[Dataset items]
-=-=-
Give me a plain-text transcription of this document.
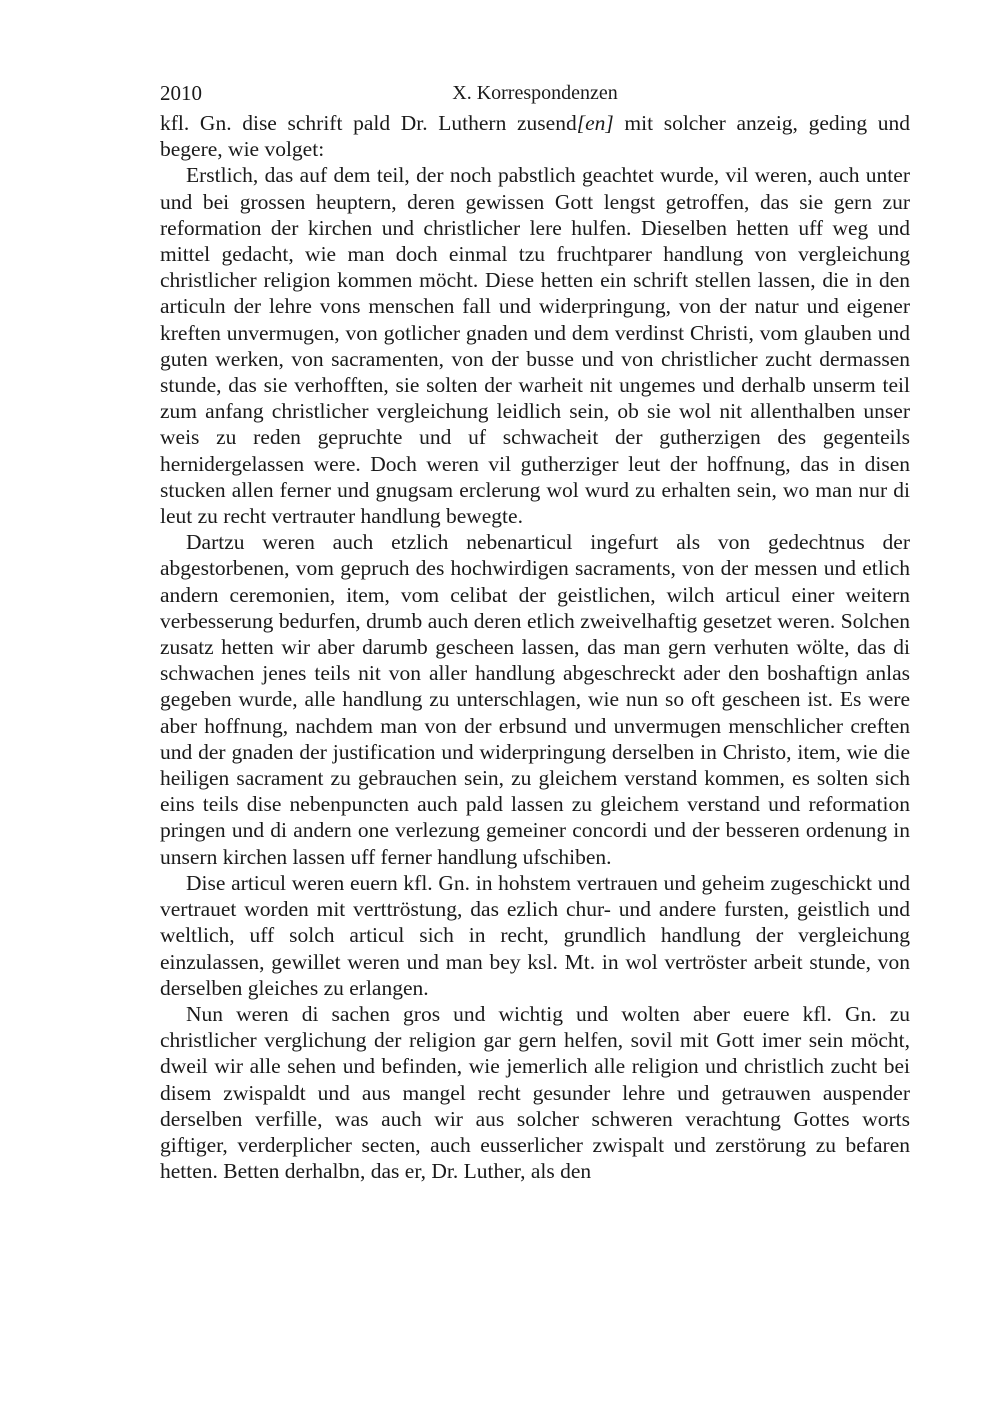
2010	X. Korrespondenzen

kfl. Gn. dise schrift pald Dr. Luthern zusend[en] mit solcher anzeig, geding und begere, wie volget:

Erstlich, das auf dem teil, der noch pabstlich geachtet wurde, vil weren, auch unter und bei grossen heuptern, deren gewissen Gott lengst getroffen, das sie gern zur reformation der kirchen und christlicher lere hulfen. Dieselben hetten uff weg und mittel gedacht, wie man doch einmal tzu fruchtparer handlung von vergleichung christlicher religion kommen möcht. Diese hetten ein schrift stellen lassen, die in den articuln der lehre vons menschen fall und widerpringung, von der natur und eigener kreften unvermugen, von gotlicher gnaden und dem verdinst Christi, vom glauben und guten werken, von sacramenten, von der busse und von christlicher zucht dermassen stunde, das sie verhofften, sie solten der warheit nit ungemes und derhalb unserm teil zum anfang christlicher vergleichung leidlich sein, ob sie wol nit allenthalben unser weis zu reden gepruchte und uf schwacheit der gutherzigen des gegenteils hernidergelassen were. Doch weren vil gutherziger leut der hoffnung, das in disen stucken allen ferner und gnugsam erclerung wol wurd zu erhalten sein, wo man nur di leut zu recht vertrauter handlung bewegte.

Dartzu weren auch etzlich nebenarticul ingefurt als von gedechtnus der abgestorbenen, vom gepruch des hochwirdigen sacraments, von der messen und etlich andern ceremonien, item, vom celibat der geistlichen, wilch articul einer weitern verbesserung bedurfen, drumb auch deren etlich zweivelhaftig gesetzet weren. Solchen zusatz hetten wir aber darumb gescheen lassen, das man gern verhuten wölte, das di schwachen jenes teils nit von aller handlung abgeschreckt ader den boshaftign anlas gegeben wurde, alle handlung zu unterschlagen, wie nun so oft gescheen ist. Es were aber hoffnung, nachdem man von der erbsund und unvermugen menschlicher creften und der gnaden der justification und widerpringung derselben in Christo, item, wie die heiligen sacrament zu gebrauchen sein, zu gleichem verstand kommen, es solten sich eins teils dise nebenpuncten auch pald lassen zu gleichem verstand und reformation pringen und di andern one verlezung gemeiner concordi und der besseren ordenung in unsern kirchen lassen uff ferner handlung ufschiben.

Dise articul weren euern kfl. Gn. in hohstem vertrauen und geheim zugeschickt und vertrauet worden mit verttröstung, das ezlich chur- und andere fursten, geistlich und weltlich, uff solch articul sich in recht, grundlich handlung der vergleichung einzulassen, gewillet weren und man bey ksl. Mt. in wol vertröster arbeit stunde, von derselben gleiches zu erlangen.

Nun weren di sachen gros und wichtig und wolten aber euere kfl. Gn. zu christlicher verglichung der religion gar gern helfen, sovil mit Gott imer sein möcht, dweil wir alle sehen und befinden, wie jemerlich alle religion und christlich zucht bei disem zwispaldt und aus mangel recht gesunder lehre und getrauwen auspender derselben verfille, was auch wir aus solcher schweren verachtung Gottes worts giftiger, verderplicher secten, auch eusserlicher zwispalt und zerstörung zu befaren hetten. Betten derhalbn, das er, Dr. Luther, als den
-=-=-
Each entry above is to be written out again unchanged, apart from the pictures, which are left out.

Give me a plain-text transcription of this document.
2010	X. Korrespondenzen

kfl. Gn. dise schrift pald Dr. Luthern zusend[en] mit solcher anzeig, geding und begere, wie volget:

Erstlich, das auf dem teil, der noch pabstlich geachtet wurde, vil weren, auch unter und bei grossen heuptern, deren gewissen Gott lengst getroffen, das sie gern zur reformation der kirchen und christlicher lere hulfen. Dieselben hetten uff weg und mittel gedacht, wie man doch einmal tzu fruchtparer handlung von vergleichung christlicher religion kommen möcht. Diese hetten ein schrift stellen lassen, die in den articuln der lehre vons menschen fall und widerpringung, von der natur und eigener kreften unvermugen, von gotlicher gnaden und dem verdinst Christi, vom glauben und guten werken, von sacramenten, von der busse und von christlicher zucht dermassen stunde, das sie verhofften, sie solten der warheit nit ungemes und derhalb unserm teil zum anfang christlicher vergleichung leidlich sein, ob sie wol nit allenthalben unser weis zu reden gepruchte und uf schwacheit der gutherzigen des gegenteils hernidergelassen were. Doch weren vil gutherziger leut der hoffnung, das in disen stucken allen ferner und gnugsam erclerung wol wurd zu erhalten sein, wo man nur di leut zu recht vertrauter handlung bewegte.

Dartzu weren auch etzlich nebenarticul ingefurt als von gedechtnus der abgestorbenen, vom gepruch des hochwirdigen sacraments, von der messen und etlich andern ceremonien, item, vom celibat der geistlichen, wilch articul einer weitern verbesserung bedurfen, drumb auch deren etlich zweivelhaftig gesetzet weren. Solchen zusatz hetten wir aber darumb gescheen lassen, das man gern verhuten wölte, das di schwachen jenes teils nit von aller handlung abgeschreckt ader den boshaftign anlas gegeben wurde, alle handlung zu unterschlagen, wie nun so oft gescheen ist. Es were aber hoffnung, nachdem man von der erbsund und unvermugen menschlicher creften und der gnaden der justification und widerpringung derselben in Christo, item, wie die heiligen sacrament zu gebrauchen sein, zu gleichem verstand kommen, es solten sich eins teils dise nebenpuncten auch pald lassen zu gleichem verstand und reformation pringen und di andern one verlezung gemeiner concordi und der besseren ordenung in unsern kirchen lassen uff ferner handlung ufschiben.

Dise articul weren euern kfl. Gn. in hohstem vertrauen und geheim zugeschickt und vertrauet worden mit verttröstung, das ezlich chur- und andere fursten, geistlich und weltlich, uff solch articul sich in recht, grundlich handlung der vergleichung einzulassen, gewillet weren und man bey ksl. Mt. in wol vertröster arbeit stunde, von derselben gleiches zu erlangen.

Nun weren di sachen gros und wichtig und wolten aber euere kfl. Gn. zu christlicher verglichung der religion gar gern helfen, sovil mit Gott imer sein möcht, dweil wir alle sehen und befinden, wie jemerlich alle religion und christlich zucht bei disem zwispaldt und aus mangel recht gesunder lehre und getrauwen auspender derselben verfille, was auch wir aus solcher schweren verachtung Gottes worts giftiger, verderplicher secten, auch eusserlicher zwispalt und zerstörung zu befaren hetten. Betten derhalbn, das er, Dr. Luther, als den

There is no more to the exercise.